◆ **WRITTEN PROBLEM**:
Transcribe the items below from the line containing "330, 706, 428]" through the line containing "395, 380, 428]", both lines included, reproducing every line unchanged.

(Stored records)
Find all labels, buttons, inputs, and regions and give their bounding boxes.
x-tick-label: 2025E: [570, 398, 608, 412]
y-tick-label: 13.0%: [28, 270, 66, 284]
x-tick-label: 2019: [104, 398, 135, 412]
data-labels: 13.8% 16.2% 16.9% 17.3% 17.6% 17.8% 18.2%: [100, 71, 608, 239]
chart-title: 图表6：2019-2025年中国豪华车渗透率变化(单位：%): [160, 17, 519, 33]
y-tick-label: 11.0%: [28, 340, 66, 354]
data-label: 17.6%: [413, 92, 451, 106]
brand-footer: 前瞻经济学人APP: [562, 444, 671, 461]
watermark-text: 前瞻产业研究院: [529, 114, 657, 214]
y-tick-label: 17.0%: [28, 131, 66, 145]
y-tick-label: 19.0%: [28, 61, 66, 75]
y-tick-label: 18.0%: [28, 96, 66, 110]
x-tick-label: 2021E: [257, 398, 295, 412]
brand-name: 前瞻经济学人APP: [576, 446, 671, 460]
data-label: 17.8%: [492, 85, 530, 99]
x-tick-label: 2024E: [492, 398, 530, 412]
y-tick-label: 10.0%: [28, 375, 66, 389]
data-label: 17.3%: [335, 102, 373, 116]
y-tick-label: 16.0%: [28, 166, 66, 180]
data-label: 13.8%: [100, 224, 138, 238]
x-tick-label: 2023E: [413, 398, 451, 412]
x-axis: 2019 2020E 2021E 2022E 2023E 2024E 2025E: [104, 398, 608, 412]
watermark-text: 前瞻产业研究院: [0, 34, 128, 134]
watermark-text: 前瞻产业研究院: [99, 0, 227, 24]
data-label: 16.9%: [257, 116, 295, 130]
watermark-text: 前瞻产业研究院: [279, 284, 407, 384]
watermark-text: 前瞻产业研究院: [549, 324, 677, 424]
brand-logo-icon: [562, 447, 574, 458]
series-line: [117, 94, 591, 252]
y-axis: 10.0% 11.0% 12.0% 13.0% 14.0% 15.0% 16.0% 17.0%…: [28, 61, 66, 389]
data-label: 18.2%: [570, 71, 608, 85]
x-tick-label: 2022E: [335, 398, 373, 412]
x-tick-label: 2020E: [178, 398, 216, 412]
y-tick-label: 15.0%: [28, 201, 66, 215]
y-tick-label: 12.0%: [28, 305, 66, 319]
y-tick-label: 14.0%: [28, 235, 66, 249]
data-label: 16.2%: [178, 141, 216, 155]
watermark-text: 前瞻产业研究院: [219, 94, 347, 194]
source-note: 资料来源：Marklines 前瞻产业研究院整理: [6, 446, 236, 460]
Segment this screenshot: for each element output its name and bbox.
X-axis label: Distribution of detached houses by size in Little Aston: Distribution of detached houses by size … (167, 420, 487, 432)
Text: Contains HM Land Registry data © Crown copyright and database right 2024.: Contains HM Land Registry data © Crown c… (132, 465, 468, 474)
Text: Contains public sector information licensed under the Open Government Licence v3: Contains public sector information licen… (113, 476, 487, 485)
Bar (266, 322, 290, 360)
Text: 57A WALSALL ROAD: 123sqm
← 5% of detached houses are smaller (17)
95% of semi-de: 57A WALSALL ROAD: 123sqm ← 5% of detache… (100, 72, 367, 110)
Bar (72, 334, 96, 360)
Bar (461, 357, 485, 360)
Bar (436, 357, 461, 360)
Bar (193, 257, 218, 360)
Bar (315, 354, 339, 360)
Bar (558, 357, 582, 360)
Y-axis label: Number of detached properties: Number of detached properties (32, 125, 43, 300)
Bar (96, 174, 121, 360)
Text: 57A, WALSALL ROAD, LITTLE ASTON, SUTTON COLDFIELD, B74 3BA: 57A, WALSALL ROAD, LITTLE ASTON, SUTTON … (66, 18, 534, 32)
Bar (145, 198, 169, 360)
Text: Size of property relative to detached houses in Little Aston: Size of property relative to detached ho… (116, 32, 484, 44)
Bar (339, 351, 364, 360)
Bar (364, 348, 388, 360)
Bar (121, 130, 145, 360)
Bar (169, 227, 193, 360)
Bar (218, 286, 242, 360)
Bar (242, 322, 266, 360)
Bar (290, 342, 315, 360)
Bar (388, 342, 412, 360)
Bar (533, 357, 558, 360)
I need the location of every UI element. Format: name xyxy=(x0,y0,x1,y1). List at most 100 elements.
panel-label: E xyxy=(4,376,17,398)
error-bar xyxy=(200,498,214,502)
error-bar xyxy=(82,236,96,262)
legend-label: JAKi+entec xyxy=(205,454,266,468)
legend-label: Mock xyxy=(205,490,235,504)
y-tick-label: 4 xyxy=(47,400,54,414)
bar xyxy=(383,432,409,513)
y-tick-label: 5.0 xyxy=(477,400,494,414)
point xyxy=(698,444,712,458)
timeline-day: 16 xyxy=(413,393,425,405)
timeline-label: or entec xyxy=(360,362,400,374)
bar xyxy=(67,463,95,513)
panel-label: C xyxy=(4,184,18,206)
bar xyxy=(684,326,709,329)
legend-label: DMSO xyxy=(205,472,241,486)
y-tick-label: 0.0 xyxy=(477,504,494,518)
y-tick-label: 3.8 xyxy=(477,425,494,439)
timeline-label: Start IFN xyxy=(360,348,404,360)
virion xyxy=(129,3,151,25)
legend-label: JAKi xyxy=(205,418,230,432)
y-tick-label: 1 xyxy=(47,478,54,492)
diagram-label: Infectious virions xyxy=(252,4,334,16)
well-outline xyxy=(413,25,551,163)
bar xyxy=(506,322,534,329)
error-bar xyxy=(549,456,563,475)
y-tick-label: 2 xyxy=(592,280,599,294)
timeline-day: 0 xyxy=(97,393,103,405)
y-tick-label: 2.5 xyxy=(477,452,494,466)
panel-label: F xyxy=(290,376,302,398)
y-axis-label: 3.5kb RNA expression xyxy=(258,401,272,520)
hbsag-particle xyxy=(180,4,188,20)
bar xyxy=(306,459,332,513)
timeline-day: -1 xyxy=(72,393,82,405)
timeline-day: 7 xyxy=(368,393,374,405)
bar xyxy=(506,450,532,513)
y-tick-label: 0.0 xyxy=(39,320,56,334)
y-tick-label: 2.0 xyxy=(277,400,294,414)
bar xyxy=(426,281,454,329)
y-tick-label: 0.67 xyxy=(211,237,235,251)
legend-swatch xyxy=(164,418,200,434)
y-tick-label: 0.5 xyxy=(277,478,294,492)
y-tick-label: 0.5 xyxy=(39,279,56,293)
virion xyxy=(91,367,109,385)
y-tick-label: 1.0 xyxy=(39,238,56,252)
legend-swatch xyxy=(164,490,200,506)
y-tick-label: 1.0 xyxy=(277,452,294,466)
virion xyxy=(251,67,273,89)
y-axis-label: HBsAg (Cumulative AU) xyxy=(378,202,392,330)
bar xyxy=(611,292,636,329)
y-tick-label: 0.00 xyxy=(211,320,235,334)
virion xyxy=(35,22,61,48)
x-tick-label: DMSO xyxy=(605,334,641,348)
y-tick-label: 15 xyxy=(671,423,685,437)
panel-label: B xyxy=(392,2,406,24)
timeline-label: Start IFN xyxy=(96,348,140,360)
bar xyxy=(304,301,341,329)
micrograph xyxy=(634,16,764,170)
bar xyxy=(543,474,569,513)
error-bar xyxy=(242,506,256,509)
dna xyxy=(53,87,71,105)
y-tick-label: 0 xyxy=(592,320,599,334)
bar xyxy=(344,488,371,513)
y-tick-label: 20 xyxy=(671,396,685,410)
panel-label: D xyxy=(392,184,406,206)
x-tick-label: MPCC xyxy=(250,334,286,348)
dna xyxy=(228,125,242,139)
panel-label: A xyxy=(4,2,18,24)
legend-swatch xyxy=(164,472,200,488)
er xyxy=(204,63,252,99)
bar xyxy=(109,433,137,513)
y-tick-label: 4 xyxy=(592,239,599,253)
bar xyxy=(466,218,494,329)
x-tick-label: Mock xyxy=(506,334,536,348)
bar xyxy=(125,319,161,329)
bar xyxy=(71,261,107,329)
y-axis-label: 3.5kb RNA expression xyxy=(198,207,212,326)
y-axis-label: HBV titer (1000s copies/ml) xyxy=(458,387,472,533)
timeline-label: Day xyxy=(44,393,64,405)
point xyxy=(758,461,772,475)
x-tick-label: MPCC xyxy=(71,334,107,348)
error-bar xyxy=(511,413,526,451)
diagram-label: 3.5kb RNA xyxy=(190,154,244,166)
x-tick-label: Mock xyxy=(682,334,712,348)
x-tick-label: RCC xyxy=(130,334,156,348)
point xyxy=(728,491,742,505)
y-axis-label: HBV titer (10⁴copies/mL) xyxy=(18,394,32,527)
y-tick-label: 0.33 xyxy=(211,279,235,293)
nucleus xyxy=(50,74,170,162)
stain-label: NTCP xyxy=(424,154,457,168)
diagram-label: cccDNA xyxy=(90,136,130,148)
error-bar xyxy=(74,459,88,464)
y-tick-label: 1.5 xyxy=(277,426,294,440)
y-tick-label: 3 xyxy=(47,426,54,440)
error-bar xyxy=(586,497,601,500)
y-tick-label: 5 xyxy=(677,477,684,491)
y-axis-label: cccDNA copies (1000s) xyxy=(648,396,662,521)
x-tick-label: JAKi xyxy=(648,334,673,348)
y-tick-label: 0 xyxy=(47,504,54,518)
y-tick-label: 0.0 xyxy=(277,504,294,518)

* * *

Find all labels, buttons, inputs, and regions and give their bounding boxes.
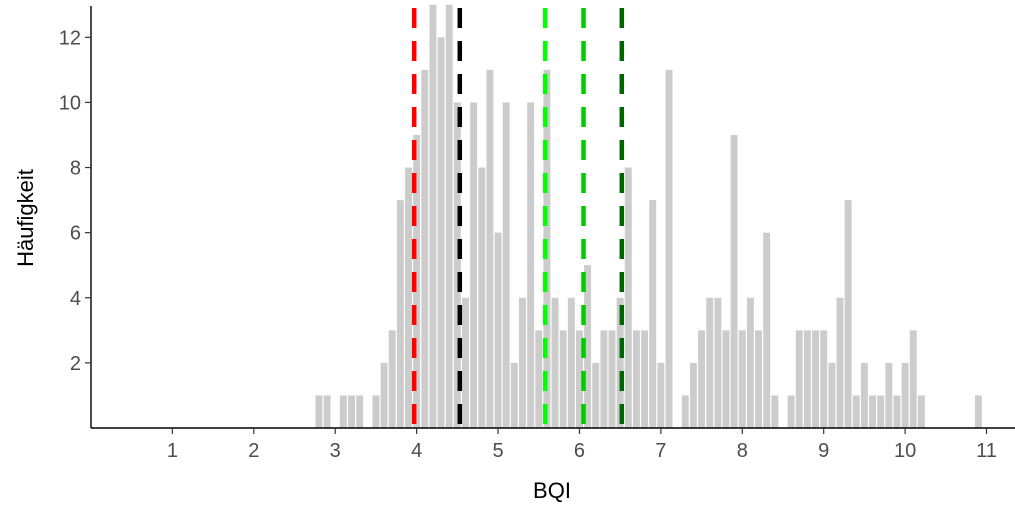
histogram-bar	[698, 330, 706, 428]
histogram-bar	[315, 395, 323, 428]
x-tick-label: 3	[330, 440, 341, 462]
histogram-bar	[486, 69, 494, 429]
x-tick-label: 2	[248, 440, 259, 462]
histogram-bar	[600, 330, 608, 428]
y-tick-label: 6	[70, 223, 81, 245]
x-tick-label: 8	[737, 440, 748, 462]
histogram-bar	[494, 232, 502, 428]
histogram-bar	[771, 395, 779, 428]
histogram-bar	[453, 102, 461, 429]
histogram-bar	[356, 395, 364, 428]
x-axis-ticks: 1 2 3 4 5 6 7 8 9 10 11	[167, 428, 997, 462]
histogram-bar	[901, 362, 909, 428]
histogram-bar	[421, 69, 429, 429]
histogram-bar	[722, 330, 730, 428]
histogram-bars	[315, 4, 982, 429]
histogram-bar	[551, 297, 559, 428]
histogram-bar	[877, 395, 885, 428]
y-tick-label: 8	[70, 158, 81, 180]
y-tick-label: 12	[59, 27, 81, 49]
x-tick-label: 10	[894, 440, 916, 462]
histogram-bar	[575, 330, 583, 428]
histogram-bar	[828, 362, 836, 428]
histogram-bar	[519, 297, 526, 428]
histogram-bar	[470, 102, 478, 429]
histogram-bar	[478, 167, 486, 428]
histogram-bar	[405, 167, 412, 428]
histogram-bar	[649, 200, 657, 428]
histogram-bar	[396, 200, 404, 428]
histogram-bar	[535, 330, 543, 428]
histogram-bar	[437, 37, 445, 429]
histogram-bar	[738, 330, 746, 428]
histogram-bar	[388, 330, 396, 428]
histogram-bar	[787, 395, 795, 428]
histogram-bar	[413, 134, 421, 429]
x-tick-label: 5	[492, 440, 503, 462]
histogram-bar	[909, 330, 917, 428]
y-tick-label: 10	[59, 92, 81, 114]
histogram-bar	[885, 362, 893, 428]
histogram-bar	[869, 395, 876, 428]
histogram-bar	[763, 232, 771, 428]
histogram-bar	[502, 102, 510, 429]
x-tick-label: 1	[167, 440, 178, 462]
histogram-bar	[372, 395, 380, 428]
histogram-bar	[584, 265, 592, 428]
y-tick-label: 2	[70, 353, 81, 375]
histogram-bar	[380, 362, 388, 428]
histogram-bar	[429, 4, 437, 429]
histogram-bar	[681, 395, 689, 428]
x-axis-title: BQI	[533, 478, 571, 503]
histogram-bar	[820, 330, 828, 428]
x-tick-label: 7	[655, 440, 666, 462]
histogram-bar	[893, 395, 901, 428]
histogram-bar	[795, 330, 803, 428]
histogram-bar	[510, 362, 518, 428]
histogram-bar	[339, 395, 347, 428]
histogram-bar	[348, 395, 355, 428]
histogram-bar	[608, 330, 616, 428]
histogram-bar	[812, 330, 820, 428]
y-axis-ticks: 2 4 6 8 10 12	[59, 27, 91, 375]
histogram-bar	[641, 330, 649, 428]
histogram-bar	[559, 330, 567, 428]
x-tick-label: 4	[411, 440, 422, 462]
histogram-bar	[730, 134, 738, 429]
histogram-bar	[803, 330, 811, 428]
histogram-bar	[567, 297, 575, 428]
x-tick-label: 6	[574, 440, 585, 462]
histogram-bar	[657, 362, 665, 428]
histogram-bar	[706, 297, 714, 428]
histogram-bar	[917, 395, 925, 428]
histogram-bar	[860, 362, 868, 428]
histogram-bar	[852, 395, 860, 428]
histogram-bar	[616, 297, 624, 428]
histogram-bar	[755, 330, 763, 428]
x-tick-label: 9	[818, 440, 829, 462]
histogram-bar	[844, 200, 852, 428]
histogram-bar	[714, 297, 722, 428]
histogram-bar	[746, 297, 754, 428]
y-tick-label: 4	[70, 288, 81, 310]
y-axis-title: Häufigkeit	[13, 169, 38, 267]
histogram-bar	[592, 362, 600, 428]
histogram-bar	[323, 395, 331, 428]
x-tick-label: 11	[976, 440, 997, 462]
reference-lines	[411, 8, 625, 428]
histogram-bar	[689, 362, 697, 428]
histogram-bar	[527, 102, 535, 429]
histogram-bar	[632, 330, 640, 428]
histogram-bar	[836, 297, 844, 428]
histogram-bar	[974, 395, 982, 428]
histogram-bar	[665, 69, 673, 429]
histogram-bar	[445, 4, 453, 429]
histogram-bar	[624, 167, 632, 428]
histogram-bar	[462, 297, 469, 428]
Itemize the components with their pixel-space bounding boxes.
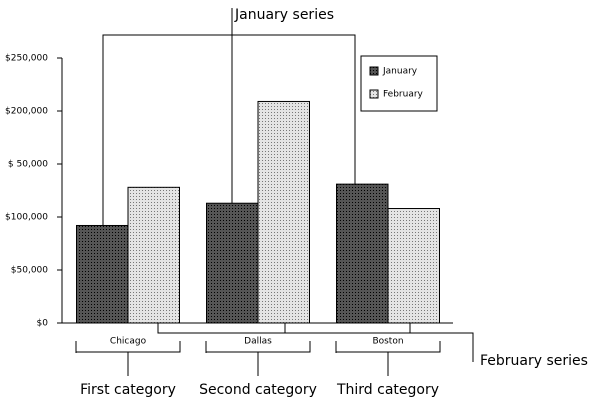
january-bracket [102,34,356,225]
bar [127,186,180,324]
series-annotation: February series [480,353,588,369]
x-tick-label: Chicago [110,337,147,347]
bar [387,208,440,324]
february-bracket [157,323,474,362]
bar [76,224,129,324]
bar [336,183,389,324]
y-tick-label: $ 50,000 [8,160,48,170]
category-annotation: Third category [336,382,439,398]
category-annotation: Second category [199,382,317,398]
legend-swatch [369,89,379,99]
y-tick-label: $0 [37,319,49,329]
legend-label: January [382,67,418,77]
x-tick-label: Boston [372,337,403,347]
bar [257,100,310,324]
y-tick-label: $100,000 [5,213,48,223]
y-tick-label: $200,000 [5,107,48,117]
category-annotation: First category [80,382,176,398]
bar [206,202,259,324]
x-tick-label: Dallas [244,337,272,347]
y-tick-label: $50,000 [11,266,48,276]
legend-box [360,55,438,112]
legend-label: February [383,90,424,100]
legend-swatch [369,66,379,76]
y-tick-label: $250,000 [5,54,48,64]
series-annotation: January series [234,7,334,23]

* * *

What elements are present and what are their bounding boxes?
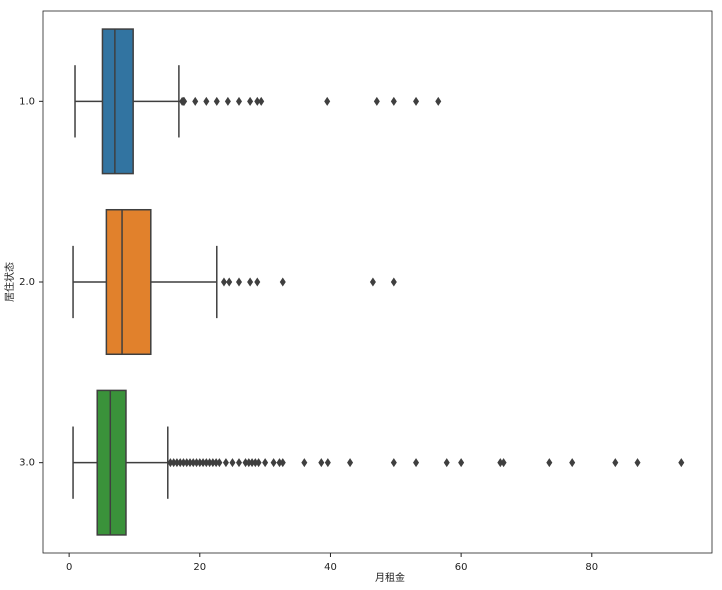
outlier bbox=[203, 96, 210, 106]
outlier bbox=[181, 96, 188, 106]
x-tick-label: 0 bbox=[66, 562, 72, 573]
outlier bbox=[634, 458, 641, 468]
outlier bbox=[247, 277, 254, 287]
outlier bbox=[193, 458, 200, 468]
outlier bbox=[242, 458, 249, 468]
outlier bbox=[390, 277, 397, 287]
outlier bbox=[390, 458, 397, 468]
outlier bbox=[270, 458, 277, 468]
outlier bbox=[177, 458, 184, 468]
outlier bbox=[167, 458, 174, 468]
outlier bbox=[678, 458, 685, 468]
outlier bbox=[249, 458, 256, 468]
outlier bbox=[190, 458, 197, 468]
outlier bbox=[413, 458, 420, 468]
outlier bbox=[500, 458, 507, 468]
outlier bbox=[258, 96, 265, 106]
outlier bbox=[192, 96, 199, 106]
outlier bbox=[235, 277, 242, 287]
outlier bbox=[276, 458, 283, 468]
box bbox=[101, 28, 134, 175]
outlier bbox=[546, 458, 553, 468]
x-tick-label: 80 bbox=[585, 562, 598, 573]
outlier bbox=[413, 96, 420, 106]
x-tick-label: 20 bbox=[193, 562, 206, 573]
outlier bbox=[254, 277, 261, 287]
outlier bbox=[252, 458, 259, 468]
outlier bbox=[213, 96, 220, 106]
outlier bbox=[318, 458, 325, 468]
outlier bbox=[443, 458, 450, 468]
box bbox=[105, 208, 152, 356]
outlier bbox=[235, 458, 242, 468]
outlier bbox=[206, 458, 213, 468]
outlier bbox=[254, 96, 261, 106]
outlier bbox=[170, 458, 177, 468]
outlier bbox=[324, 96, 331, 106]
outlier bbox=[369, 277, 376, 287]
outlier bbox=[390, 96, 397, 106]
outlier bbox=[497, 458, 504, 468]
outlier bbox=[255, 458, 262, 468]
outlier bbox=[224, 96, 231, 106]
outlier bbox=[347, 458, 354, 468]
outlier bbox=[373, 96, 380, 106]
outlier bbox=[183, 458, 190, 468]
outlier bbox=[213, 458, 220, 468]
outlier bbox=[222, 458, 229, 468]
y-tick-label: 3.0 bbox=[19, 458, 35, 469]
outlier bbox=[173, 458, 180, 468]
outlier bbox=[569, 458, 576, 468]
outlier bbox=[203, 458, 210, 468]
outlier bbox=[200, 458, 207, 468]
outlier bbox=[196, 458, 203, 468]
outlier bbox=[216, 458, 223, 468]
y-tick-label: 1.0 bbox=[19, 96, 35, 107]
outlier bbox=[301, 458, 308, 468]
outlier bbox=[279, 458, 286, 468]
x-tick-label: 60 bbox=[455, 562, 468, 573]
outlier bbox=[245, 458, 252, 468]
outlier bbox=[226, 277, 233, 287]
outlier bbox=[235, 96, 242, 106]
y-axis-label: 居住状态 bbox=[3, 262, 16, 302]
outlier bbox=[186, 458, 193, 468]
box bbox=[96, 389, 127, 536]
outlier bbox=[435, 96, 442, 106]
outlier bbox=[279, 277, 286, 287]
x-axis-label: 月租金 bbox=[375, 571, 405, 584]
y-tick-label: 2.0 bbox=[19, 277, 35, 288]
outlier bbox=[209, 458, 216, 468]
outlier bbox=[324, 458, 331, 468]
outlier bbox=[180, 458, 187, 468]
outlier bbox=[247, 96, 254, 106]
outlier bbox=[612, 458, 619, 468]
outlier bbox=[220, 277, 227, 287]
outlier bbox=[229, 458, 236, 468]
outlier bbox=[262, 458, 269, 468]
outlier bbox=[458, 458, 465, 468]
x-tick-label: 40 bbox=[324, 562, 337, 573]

◆ **ANSWER TO THIS TASK**:
histogram-bar	[698, 330, 706, 428]
histogram-bar	[315, 395, 323, 428]
x-tick-label: 3	[330, 440, 341, 462]
histogram-bar	[486, 69, 494, 429]
x-tick-label: 2	[248, 440, 259, 462]
histogram-bar	[600, 330, 608, 428]
y-tick-label: 6	[70, 223, 81, 245]
x-tick-label: 8	[737, 440, 748, 462]
histogram-bar	[494, 232, 502, 428]
histogram-bar	[771, 395, 779, 428]
histogram-bar	[453, 102, 461, 429]
histogram-bar	[356, 395, 364, 428]
x-axis-ticks: 1 2 3 4 5 6 7 8 9 10 11	[167, 428, 997, 462]
histogram-bar	[901, 362, 909, 428]
histogram-bar	[421, 69, 429, 429]
histogram-bar	[722, 330, 730, 428]
histogram-bars	[315, 4, 982, 429]
histogram-bar	[551, 297, 559, 428]
histogram-bar	[877, 395, 885, 428]
y-tick-label: 8	[70, 158, 81, 180]
y-tick-label: 12	[59, 27, 81, 49]
x-tick-label: 10	[894, 440, 916, 462]
histogram-bar	[575, 330, 583, 428]
histogram-bar	[828, 362, 836, 428]
histogram-bar	[519, 297, 526, 428]
histogram-bar	[470, 102, 478, 429]
histogram-bar	[478, 167, 486, 428]
histogram-bar	[405, 167, 412, 428]
histogram-bar	[649, 200, 657, 428]
histogram-bar	[396, 200, 404, 428]
histogram-bar	[535, 330, 543, 428]
histogram-bar	[437, 37, 445, 429]
histogram-bar	[738, 330, 746, 428]
histogram-bar	[388, 330, 396, 428]
histogram-bar	[787, 395, 795, 428]
histogram-bar	[413, 134, 421, 429]
x-tick-label: 5	[492, 440, 503, 462]
histogram-bar	[909, 330, 917, 428]
y-tick-label: 10	[59, 92, 81, 114]
histogram-bar	[885, 362, 893, 428]
histogram-bar	[869, 395, 876, 428]
histogram-bar	[763, 232, 771, 428]
histogram-bar	[502, 102, 510, 429]
x-tick-label: 1	[167, 440, 178, 462]
histogram-bar	[372, 395, 380, 428]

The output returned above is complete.